■ **Exercise material**

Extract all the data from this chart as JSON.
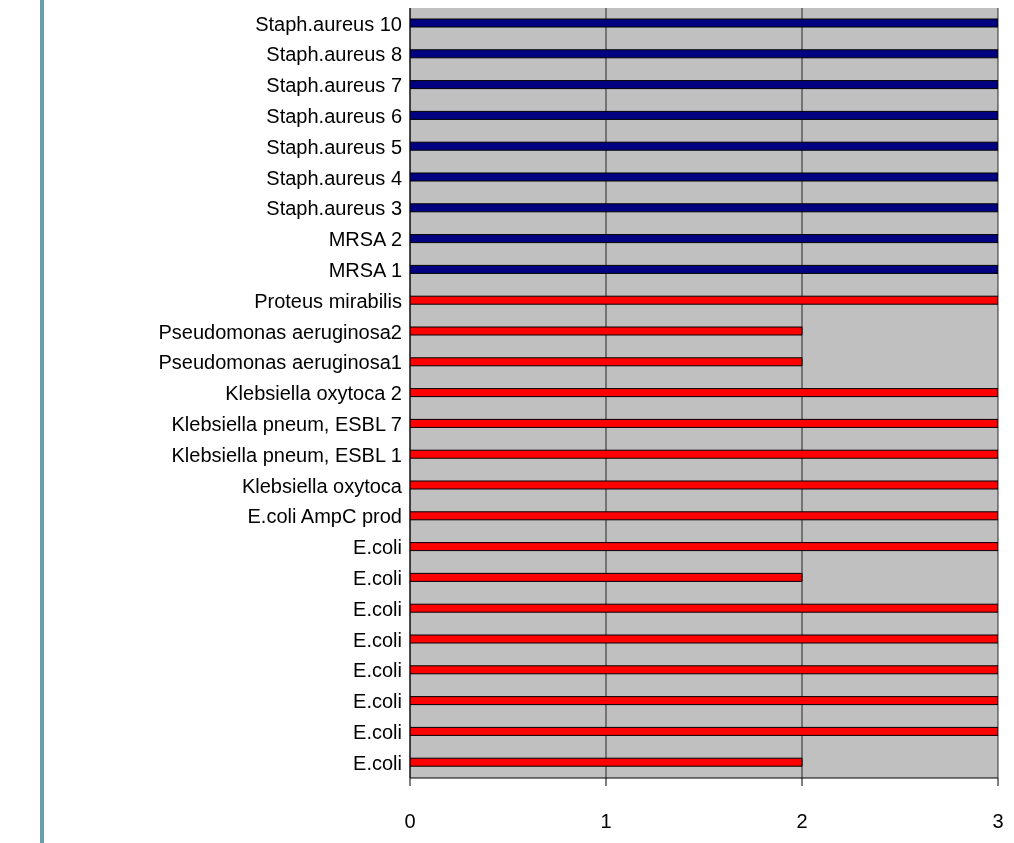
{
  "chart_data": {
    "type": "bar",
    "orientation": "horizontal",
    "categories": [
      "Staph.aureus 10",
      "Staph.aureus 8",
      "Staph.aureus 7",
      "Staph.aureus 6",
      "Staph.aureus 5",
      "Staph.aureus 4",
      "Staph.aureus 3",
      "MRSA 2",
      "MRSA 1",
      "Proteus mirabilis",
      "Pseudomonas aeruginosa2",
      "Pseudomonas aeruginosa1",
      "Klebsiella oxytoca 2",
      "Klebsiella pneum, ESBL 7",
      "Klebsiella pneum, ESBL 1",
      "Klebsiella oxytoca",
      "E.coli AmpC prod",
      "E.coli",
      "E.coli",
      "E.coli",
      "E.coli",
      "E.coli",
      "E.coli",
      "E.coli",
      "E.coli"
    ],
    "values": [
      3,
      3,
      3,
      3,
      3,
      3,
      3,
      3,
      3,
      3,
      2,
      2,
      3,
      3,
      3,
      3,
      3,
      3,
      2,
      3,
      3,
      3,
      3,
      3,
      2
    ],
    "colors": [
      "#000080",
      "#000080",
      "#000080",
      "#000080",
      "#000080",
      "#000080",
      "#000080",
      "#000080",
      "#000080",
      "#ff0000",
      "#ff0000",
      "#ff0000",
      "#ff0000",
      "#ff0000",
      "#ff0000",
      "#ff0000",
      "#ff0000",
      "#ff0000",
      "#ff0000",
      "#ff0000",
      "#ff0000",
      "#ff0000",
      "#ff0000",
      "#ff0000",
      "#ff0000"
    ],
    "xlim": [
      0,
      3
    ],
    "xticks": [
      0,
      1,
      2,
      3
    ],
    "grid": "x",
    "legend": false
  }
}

* * *

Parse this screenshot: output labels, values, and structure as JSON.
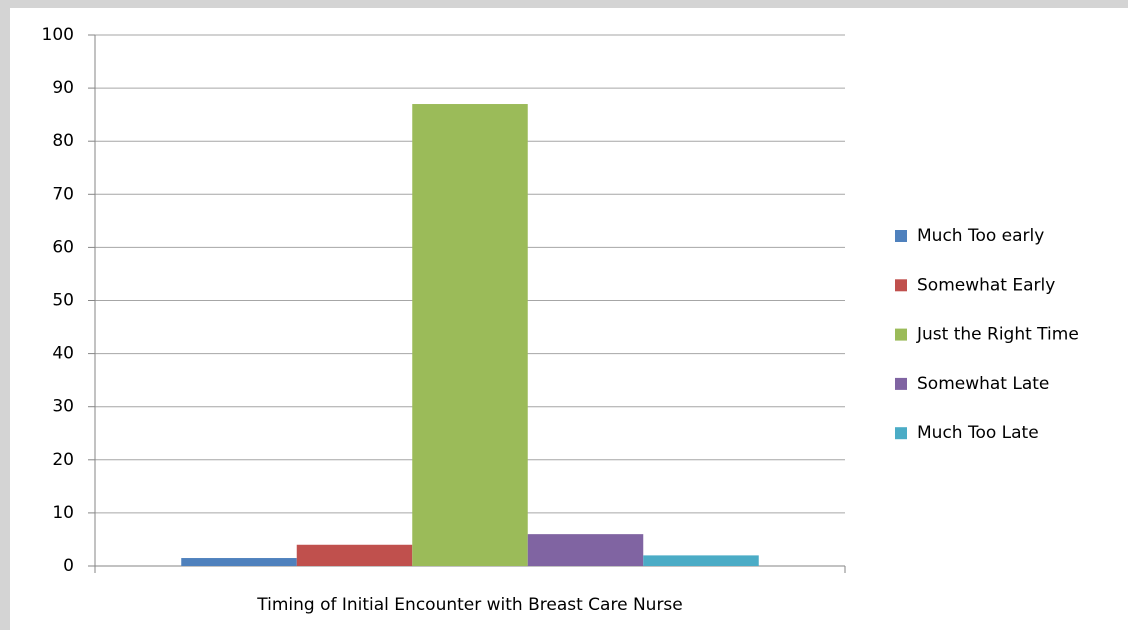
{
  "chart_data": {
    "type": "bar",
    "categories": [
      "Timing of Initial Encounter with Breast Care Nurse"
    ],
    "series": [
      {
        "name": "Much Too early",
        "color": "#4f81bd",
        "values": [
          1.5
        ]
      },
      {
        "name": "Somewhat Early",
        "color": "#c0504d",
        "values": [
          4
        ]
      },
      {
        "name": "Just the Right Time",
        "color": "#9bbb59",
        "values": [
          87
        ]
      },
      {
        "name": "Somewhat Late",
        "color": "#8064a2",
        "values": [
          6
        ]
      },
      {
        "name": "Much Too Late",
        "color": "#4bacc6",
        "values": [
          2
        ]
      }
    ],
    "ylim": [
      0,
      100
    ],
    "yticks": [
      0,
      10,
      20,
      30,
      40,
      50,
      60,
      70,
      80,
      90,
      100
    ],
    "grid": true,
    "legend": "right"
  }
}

■ **The task**
Lines of the material that contain the word "Somewhat" are to be gathered.

■ **Reply**
        "name": "Somewhat Early",
        "name": "Somewhat Late",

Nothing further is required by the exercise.